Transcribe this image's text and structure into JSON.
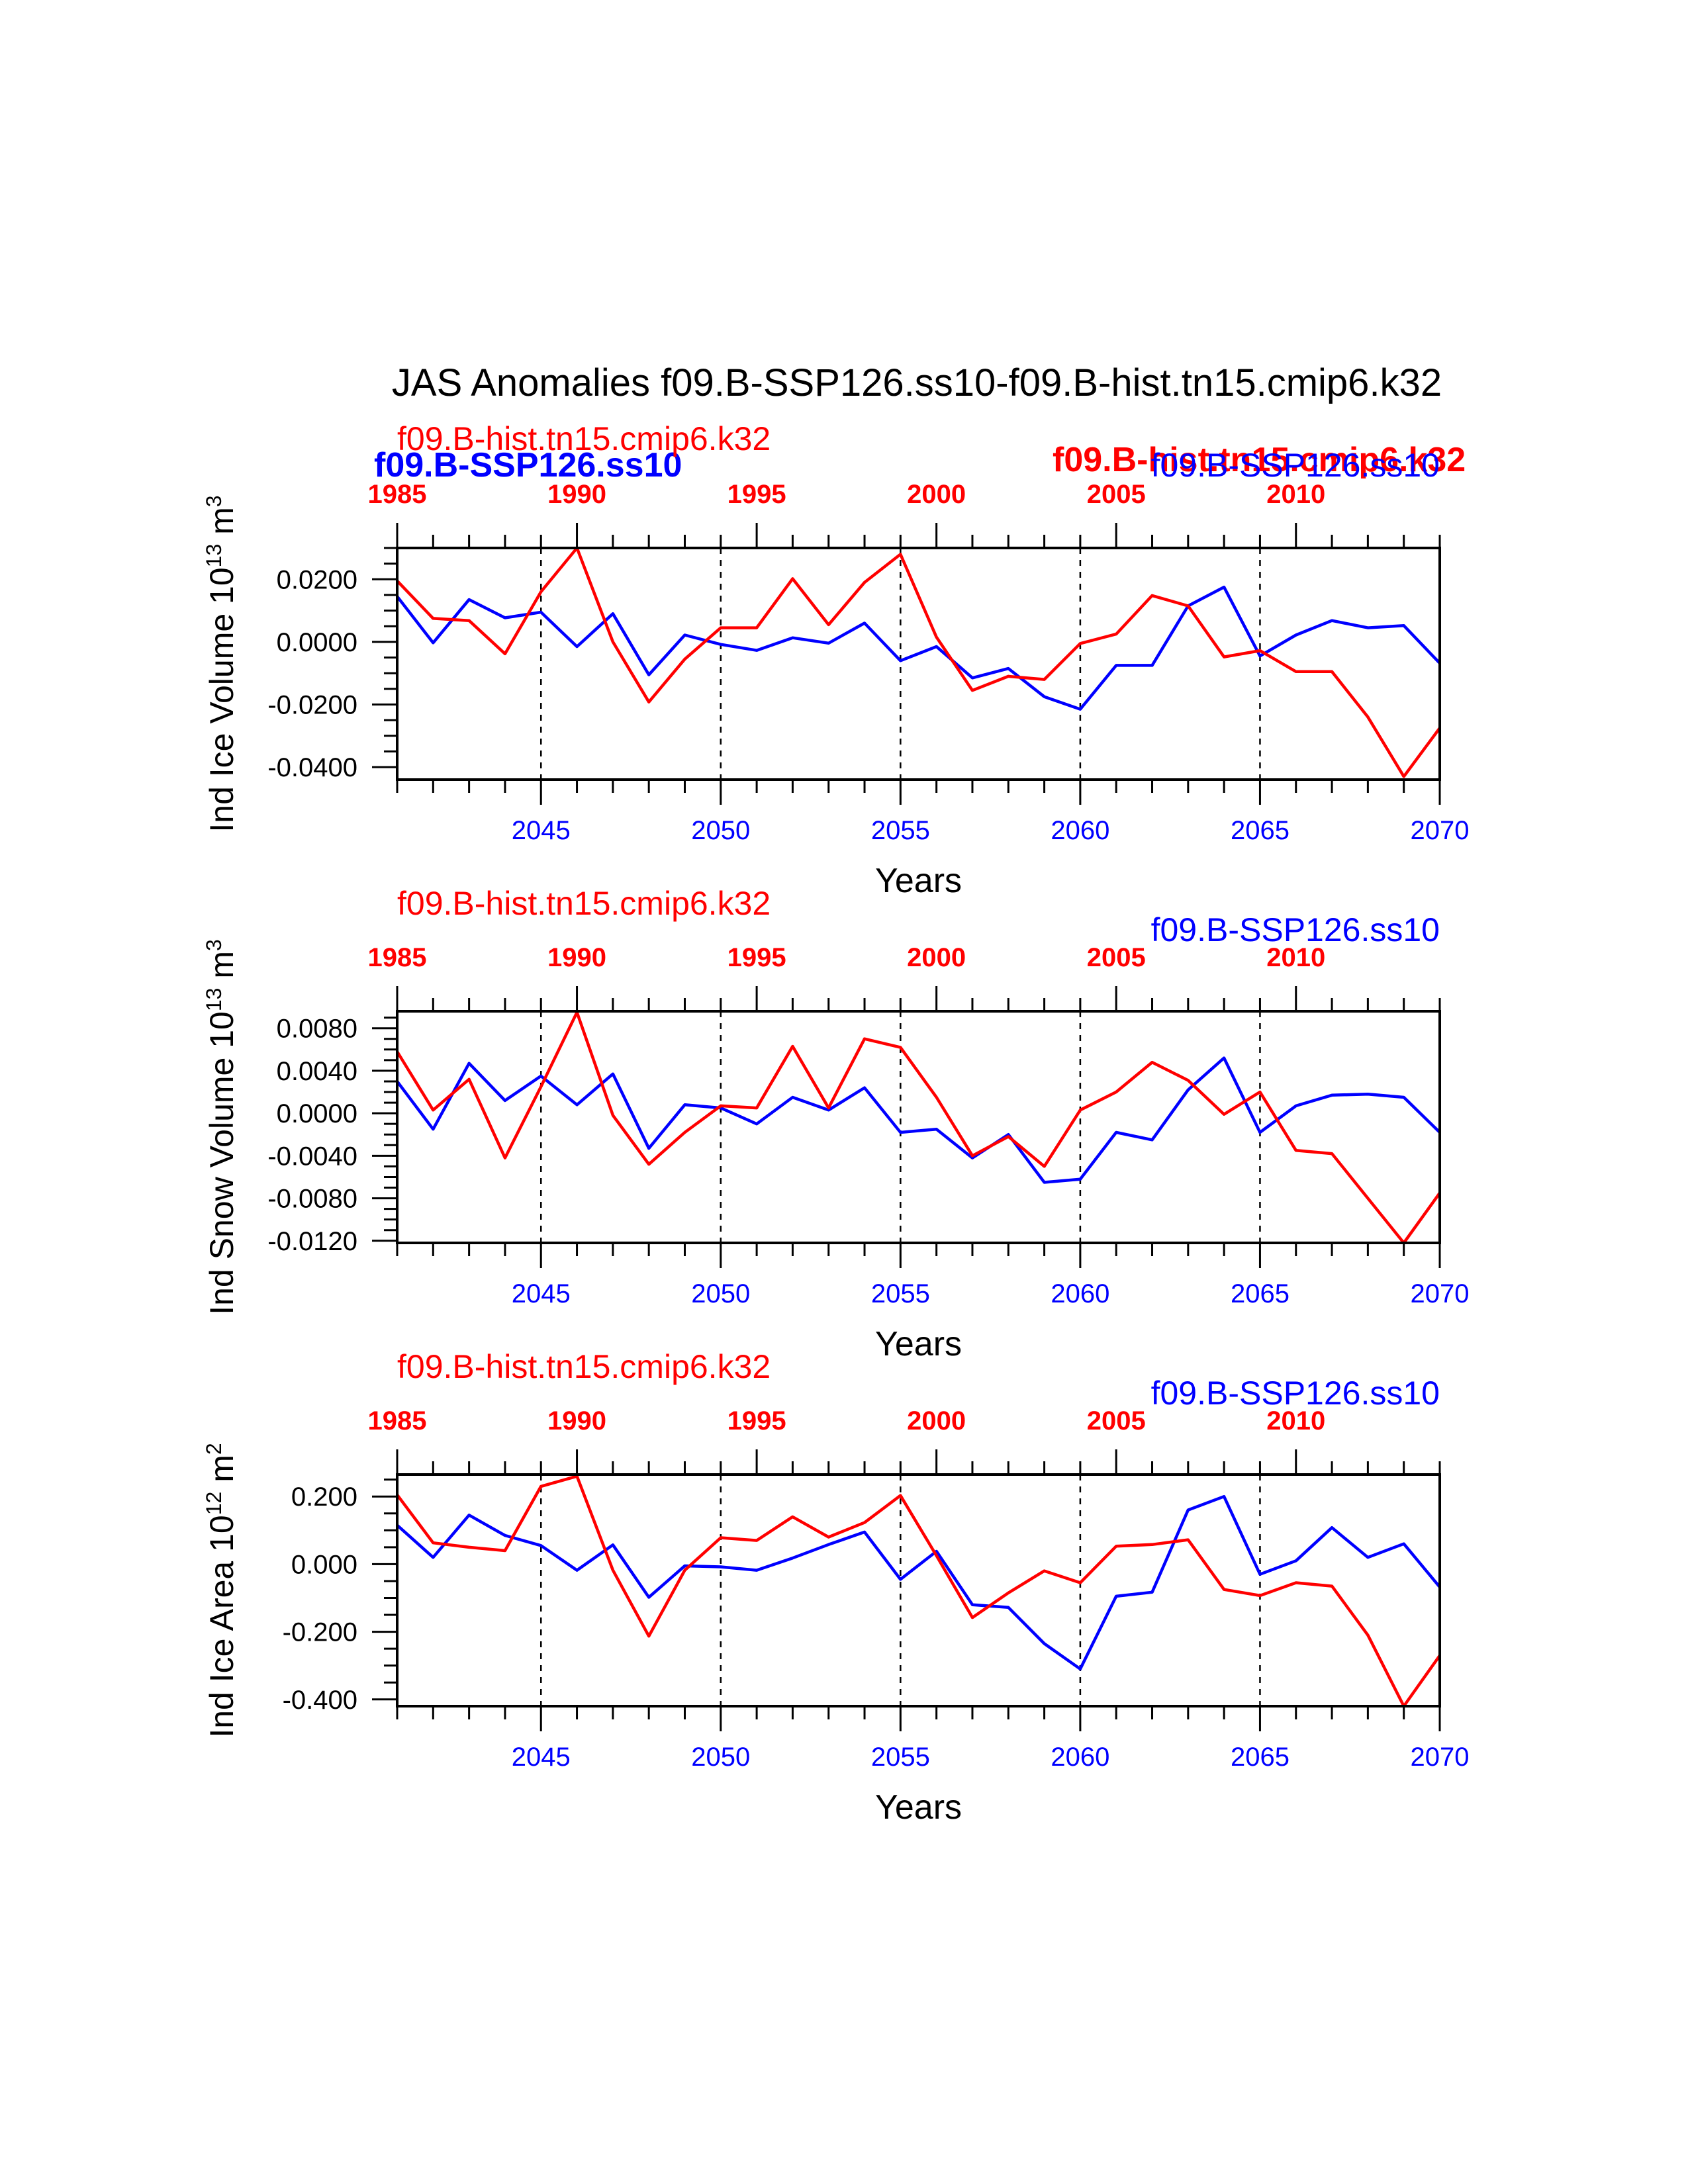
{
  "title": "JAS Anomalies f09.B-SSP126.ss10-f09.B-hist.tn15.cmip6.k32",
  "colors": {
    "ssp": "#0000ff",
    "hist": "#ff0000",
    "axis": "#000000"
  },
  "overlap_labels": {
    "ssp": "f09.B-SSP126.ss10",
    "hist": "f09.B-hist.tn15.cmip6.k32"
  },
  "chart_data": [
    {
      "type": "line",
      "ylabel_main": "Ind Ice Volume 10",
      "ylabel_exp": "13",
      "ylabel_tail": " m",
      "ylabel_unit_exp": "3",
      "xlabel": "Years",
      "hist_label": "f09.B-hist.tn15.cmip6.k32",
      "ssp_label": "f09.B-SSP126.ss10",
      "bottom_x_range": [
        2041,
        2070
      ],
      "bottom_x_ticks": [
        "2045",
        "2050",
        "2055",
        "2060",
        "2065",
        "2070"
      ],
      "top_x_range": [
        1985,
        2014
      ],
      "top_x_ticks": [
        "1985",
        "1990",
        "1995",
        "2000",
        "2005",
        "2010"
      ],
      "ylim": [
        -0.044,
        0.03
      ],
      "y_ticks": [
        {
          "v": 0.02,
          "label": "0.0200"
        },
        {
          "v": 0.0,
          "label": "0.0000"
        },
        {
          "v": -0.02,
          "label": "-0.0200"
        },
        {
          "v": -0.04,
          "label": "-0.0400"
        }
      ],
      "series": [
        {
          "name": "f09.B-SSP126.ss10",
          "color": "#0000ff",
          "x": [
            2041,
            2042,
            2043,
            2044,
            2045,
            2046,
            2047,
            2048,
            2049,
            2050,
            2051,
            2052,
            2053,
            2054,
            2055,
            2056,
            2057,
            2058,
            2059,
            2060,
            2061,
            2062,
            2063,
            2064,
            2065,
            2066,
            2067,
            2068,
            2069,
            2070
          ],
          "values": [
            0.0145,
            -0.0003,
            0.0135,
            0.0077,
            0.0095,
            -0.0015,
            0.009,
            -0.0105,
            0.0022,
            -0.0008,
            -0.0027,
            0.0013,
            -0.0004,
            0.006,
            -0.006,
            -0.0015,
            -0.0115,
            -0.0085,
            -0.0175,
            -0.0215,
            -0.0075,
            -0.0075,
            0.0115,
            0.0175,
            -0.0045,
            0.0022,
            0.0068,
            0.0045,
            0.0052,
            -0.0068
          ]
        },
        {
          "name": "f09.B-hist.tn15.cmip6.k32",
          "color": "#ff0000",
          "x": [
            2041,
            2042,
            2043,
            2044,
            2045,
            2046,
            2047,
            2048,
            2049,
            2050,
            2051,
            2052,
            2053,
            2054,
            2055,
            2056,
            2057,
            2058,
            2059,
            2060,
            2061,
            2062,
            2063,
            2064,
            2065,
            2066,
            2067,
            2068,
            2069,
            2070
          ],
          "values": [
            0.0195,
            0.0075,
            0.0068,
            -0.0038,
            0.016,
            0.03,
            0.0,
            -0.0192,
            -0.0055,
            0.0045,
            0.0045,
            0.0202,
            0.0055,
            0.019,
            0.028,
            0.0015,
            -0.0155,
            -0.011,
            -0.012,
            -0.0005,
            0.0025,
            0.0148,
            0.0115,
            -0.0048,
            -0.0028,
            -0.0095,
            -0.0095,
            -0.024,
            -0.043,
            -0.0275
          ]
        }
      ]
    },
    {
      "type": "line",
      "ylabel_main": "Ind Snow Volume 10",
      "ylabel_exp": "13",
      "ylabel_tail": " m",
      "ylabel_unit_exp": "3",
      "xlabel": "Years",
      "hist_label": "f09.B-hist.tn15.cmip6.k32",
      "ssp_label": "f09.B-SSP126.ss10",
      "bottom_x_range": [
        2041,
        2070
      ],
      "bottom_x_ticks": [
        "2045",
        "2050",
        "2055",
        "2060",
        "2065",
        "2070"
      ],
      "top_x_range": [
        1985,
        2014
      ],
      "top_x_ticks": [
        "1985",
        "1990",
        "1995",
        "2000",
        "2005",
        "2010"
      ],
      "ylim": [
        -0.0122,
        0.0096
      ],
      "y_ticks": [
        {
          "v": 0.008,
          "label": "0.0080"
        },
        {
          "v": 0.004,
          "label": "0.0040"
        },
        {
          "v": 0.0,
          "label": "0.0000"
        },
        {
          "v": -0.004,
          "label": "-0.0040"
        },
        {
          "v": -0.008,
          "label": "-0.0080"
        },
        {
          "v": -0.012,
          "label": "-0.0120"
        }
      ],
      "series": [
        {
          "name": "f09.B-SSP126.ss10",
          "color": "#0000ff",
          "x": [
            2041,
            2042,
            2043,
            2044,
            2045,
            2046,
            2047,
            2048,
            2049,
            2050,
            2051,
            2052,
            2053,
            2054,
            2055,
            2056,
            2057,
            2058,
            2059,
            2060,
            2061,
            2062,
            2063,
            2064,
            2065,
            2066,
            2067,
            2068,
            2069,
            2070
          ],
          "values": [
            0.003,
            -0.0015,
            0.0047,
            0.0012,
            0.0035,
            0.0008,
            0.0037,
            -0.0033,
            0.0008,
            0.0005,
            -0.001,
            0.0015,
            0.0003,
            0.0024,
            -0.0018,
            -0.0015,
            -0.0042,
            -0.002,
            -0.0065,
            -0.0062,
            -0.0018,
            -0.0025,
            0.0022,
            0.0052,
            -0.0018,
            0.0007,
            0.0017,
            0.0018,
            0.0015,
            -0.0018
          ]
        },
        {
          "name": "f09.B-hist.tn15.cmip6.k32",
          "color": "#ff0000",
          "x": [
            2041,
            2042,
            2043,
            2044,
            2045,
            2046,
            2047,
            2048,
            2049,
            2050,
            2051,
            2052,
            2053,
            2054,
            2055,
            2056,
            2057,
            2058,
            2059,
            2060,
            2061,
            2062,
            2063,
            2064,
            2065,
            2066,
            2067,
            2068,
            2069,
            2070
          ],
          "values": [
            0.0058,
            0.0003,
            0.0032,
            -0.0042,
            0.0025,
            0.0095,
            -0.0002,
            -0.0048,
            -0.0018,
            0.0007,
            0.0005,
            0.0063,
            0.0005,
            0.007,
            0.0062,
            0.0015,
            -0.004,
            -0.0022,
            -0.005,
            0.0003,
            0.002,
            0.0048,
            0.0031,
            -0.0001,
            0.002,
            -0.0035,
            -0.0038,
            -0.008,
            -0.0122,
            -0.0075
          ]
        }
      ]
    },
    {
      "type": "line",
      "ylabel_main": "Ind Ice Area 10",
      "ylabel_exp": "12",
      "ylabel_tail": " m",
      "ylabel_unit_exp": "2",
      "xlabel": "Years",
      "hist_label": "f09.B-hist.tn15.cmip6.k32",
      "ssp_label": "f09.B-SSP126.ss10",
      "bottom_x_range": [
        2041,
        2070
      ],
      "bottom_x_ticks": [
        "2045",
        "2050",
        "2055",
        "2060",
        "2065",
        "2070"
      ],
      "top_x_range": [
        1985,
        2014
      ],
      "top_x_ticks": [
        "1985",
        "1990",
        "1995",
        "2000",
        "2005",
        "2010"
      ],
      "ylim": [
        -0.42,
        0.265
      ],
      "y_ticks": [
        {
          "v": 0.2,
          "label": "0.200"
        },
        {
          "v": 0.0,
          "label": "0.000"
        },
        {
          "v": -0.2,
          "label": "-0.200"
        },
        {
          "v": -0.4,
          "label": "-0.400"
        }
      ],
      "series": [
        {
          "name": "f09.B-SSP126.ss10",
          "color": "#0000ff",
          "x": [
            2041,
            2042,
            2043,
            2044,
            2045,
            2046,
            2047,
            2048,
            2049,
            2050,
            2051,
            2052,
            2053,
            2054,
            2055,
            2056,
            2057,
            2058,
            2059,
            2060,
            2061,
            2062,
            2063,
            2064,
            2065,
            2066,
            2067,
            2068,
            2069,
            2070
          ],
          "values": [
            0.115,
            0.02,
            0.145,
            0.085,
            0.055,
            -0.018,
            0.057,
            -0.098,
            -0.005,
            -0.008,
            -0.018,
            0.018,
            0.058,
            0.095,
            -0.045,
            0.038,
            -0.12,
            -0.128,
            -0.235,
            -0.31,
            -0.095,
            -0.083,
            0.16,
            0.2,
            -0.03,
            0.01,
            0.108,
            0.02,
            0.06,
            -0.068
          ]
        },
        {
          "name": "f09.B-hist.tn15.cmip6.k32",
          "color": "#ff0000",
          "x": [
            2041,
            2042,
            2043,
            2044,
            2045,
            2046,
            2047,
            2048,
            2049,
            2050,
            2051,
            2052,
            2053,
            2054,
            2055,
            2056,
            2057,
            2058,
            2059,
            2060,
            2061,
            2062,
            2063,
            2064,
            2065,
            2066,
            2067,
            2068,
            2069,
            2070
          ],
          "values": [
            0.205,
            0.063,
            0.05,
            0.04,
            0.23,
            0.26,
            -0.018,
            -0.213,
            -0.018,
            0.078,
            0.07,
            0.14,
            0.08,
            0.123,
            0.203,
            0.025,
            -0.158,
            -0.085,
            -0.02,
            -0.055,
            0.053,
            0.058,
            0.072,
            -0.075,
            -0.093,
            -0.055,
            -0.065,
            -0.21,
            -0.42,
            -0.27
          ]
        }
      ]
    }
  ]
}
-------
**Short exercise:** Scan the records above for the string "Volume", then select every line that holds it.

**Solution for this problem:**
      "ylabel_main": "Ind Ice Volume 10",
      "ylabel_main": "Ind Snow Volume 10",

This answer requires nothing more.